• **Task statement**: Every line that contains "under" counts once; give the total number of such lines, with no other words.

• **Stored records**:
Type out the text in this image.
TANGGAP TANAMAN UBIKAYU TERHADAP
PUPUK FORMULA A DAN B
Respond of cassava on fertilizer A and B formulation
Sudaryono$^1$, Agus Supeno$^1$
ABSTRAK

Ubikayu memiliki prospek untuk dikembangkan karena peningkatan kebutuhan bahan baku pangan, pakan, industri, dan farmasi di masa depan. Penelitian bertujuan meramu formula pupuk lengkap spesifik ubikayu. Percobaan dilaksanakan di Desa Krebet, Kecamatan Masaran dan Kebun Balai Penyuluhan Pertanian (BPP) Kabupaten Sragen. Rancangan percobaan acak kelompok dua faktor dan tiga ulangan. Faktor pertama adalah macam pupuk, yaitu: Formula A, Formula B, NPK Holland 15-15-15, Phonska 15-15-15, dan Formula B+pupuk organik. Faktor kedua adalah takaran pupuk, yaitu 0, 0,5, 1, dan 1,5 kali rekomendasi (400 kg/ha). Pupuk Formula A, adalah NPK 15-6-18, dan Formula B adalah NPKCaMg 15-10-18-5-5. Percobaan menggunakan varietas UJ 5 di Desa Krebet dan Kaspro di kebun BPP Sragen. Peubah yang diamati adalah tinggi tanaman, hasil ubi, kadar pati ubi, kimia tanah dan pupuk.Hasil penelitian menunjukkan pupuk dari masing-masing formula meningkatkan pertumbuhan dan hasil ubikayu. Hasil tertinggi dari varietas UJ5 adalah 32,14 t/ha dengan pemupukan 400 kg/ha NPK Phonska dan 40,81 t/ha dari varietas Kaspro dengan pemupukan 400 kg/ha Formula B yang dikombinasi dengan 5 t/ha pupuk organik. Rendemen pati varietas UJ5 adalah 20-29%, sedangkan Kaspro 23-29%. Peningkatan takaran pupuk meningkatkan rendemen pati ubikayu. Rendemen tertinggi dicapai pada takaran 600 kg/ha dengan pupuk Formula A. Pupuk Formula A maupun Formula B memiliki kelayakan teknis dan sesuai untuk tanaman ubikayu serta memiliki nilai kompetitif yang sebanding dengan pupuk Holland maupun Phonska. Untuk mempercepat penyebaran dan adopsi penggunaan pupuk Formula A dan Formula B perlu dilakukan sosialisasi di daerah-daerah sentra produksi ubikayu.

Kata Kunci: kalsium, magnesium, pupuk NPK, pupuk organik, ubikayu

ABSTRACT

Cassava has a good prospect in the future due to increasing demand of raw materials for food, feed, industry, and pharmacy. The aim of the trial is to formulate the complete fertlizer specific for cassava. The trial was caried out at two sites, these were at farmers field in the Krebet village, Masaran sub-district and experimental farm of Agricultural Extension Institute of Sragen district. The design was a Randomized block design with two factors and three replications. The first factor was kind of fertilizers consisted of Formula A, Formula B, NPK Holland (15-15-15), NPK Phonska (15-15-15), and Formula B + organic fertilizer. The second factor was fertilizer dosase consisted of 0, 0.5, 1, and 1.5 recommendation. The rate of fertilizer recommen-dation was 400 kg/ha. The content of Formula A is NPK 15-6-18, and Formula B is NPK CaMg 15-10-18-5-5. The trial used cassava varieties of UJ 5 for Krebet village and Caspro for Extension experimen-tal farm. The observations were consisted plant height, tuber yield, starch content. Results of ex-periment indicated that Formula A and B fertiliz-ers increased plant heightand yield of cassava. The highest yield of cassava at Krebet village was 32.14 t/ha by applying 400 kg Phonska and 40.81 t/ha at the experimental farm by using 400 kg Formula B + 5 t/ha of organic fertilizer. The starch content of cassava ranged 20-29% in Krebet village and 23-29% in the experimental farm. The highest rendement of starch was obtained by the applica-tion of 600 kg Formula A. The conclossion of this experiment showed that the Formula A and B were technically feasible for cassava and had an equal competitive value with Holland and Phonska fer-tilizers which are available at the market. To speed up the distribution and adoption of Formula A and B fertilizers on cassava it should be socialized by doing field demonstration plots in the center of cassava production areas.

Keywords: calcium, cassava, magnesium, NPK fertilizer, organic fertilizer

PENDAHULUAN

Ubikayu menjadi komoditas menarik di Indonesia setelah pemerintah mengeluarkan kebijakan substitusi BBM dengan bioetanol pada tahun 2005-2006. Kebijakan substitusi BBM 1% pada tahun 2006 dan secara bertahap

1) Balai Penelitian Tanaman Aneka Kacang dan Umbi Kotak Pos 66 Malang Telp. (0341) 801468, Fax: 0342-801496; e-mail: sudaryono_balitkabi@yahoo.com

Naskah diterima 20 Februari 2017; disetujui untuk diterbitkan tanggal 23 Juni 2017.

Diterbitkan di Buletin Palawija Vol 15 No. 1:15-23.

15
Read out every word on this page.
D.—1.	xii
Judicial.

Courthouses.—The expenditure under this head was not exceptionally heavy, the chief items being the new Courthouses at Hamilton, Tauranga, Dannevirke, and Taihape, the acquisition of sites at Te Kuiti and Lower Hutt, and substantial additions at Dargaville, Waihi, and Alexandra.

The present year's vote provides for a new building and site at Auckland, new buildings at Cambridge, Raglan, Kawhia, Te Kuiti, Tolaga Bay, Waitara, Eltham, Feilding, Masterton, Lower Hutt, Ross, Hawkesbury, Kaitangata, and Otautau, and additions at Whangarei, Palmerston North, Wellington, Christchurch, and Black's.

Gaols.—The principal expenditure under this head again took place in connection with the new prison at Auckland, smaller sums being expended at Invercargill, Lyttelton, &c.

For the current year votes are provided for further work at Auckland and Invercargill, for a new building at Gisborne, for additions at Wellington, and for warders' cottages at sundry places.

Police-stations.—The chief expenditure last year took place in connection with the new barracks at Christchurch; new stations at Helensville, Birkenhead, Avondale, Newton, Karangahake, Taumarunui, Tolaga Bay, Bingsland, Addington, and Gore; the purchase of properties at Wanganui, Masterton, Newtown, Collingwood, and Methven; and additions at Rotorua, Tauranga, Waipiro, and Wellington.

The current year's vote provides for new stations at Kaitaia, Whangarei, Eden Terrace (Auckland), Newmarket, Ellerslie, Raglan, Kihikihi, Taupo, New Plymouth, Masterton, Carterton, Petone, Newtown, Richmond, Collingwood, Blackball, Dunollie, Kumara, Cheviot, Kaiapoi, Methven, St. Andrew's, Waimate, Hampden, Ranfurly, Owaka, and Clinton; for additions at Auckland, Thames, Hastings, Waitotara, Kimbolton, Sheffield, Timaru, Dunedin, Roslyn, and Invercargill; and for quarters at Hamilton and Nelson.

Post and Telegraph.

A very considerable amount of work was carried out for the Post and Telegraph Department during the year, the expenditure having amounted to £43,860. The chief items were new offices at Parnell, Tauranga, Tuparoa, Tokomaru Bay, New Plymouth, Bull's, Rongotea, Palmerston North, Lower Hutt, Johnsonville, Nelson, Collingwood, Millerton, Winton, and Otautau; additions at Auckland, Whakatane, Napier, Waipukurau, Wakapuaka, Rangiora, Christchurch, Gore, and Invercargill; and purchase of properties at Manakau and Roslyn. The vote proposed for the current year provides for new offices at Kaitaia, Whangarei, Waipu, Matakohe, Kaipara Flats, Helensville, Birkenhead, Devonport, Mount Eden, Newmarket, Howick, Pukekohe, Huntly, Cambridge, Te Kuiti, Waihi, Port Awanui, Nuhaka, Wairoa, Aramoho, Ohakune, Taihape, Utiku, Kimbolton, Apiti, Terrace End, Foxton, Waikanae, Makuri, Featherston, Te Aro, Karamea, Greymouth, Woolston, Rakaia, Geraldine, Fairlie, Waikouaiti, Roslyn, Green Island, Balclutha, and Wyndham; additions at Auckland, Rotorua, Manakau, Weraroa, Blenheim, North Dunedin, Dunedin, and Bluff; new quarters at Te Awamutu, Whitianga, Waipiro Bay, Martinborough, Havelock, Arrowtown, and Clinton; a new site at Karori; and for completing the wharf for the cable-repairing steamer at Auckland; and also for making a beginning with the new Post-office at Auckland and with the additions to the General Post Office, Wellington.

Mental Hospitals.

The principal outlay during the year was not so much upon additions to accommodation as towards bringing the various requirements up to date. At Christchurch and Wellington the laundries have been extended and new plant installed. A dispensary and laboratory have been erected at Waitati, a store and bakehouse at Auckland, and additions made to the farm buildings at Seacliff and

• **Response to this exercise**: 2